_Aim of the task_.
List all lines of the data containing the word "изложить".

_Provided records_.
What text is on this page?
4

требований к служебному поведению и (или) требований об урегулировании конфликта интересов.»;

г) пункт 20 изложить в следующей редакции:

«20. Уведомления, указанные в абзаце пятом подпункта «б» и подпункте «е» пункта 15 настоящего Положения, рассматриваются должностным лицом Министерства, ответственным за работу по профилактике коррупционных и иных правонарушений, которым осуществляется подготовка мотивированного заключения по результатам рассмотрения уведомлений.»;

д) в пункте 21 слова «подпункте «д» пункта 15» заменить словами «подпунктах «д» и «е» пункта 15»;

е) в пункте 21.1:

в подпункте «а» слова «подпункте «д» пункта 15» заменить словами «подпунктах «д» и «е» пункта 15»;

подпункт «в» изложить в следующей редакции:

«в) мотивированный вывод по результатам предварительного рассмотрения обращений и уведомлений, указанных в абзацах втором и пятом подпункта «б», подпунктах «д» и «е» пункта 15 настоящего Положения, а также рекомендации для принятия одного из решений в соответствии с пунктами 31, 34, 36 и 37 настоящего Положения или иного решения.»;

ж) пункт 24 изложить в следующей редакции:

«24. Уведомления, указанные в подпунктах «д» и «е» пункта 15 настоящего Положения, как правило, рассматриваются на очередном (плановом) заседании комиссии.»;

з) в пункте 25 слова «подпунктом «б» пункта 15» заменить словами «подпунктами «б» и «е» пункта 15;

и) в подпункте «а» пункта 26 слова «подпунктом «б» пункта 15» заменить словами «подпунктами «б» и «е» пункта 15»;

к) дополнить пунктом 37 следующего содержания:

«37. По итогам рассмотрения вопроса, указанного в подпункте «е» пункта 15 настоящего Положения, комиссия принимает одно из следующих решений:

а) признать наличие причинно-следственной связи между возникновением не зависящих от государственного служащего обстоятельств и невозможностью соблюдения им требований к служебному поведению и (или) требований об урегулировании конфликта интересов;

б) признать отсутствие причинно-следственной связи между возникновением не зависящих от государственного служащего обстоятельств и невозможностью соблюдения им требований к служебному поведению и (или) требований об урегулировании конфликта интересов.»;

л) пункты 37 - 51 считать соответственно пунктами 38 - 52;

_Reply to the task_.
г) пункт 20 изложить в следующей редакции:
подпункт «в» изложить в следующей редакции:
ж) пункт 24 изложить в следующей редакции:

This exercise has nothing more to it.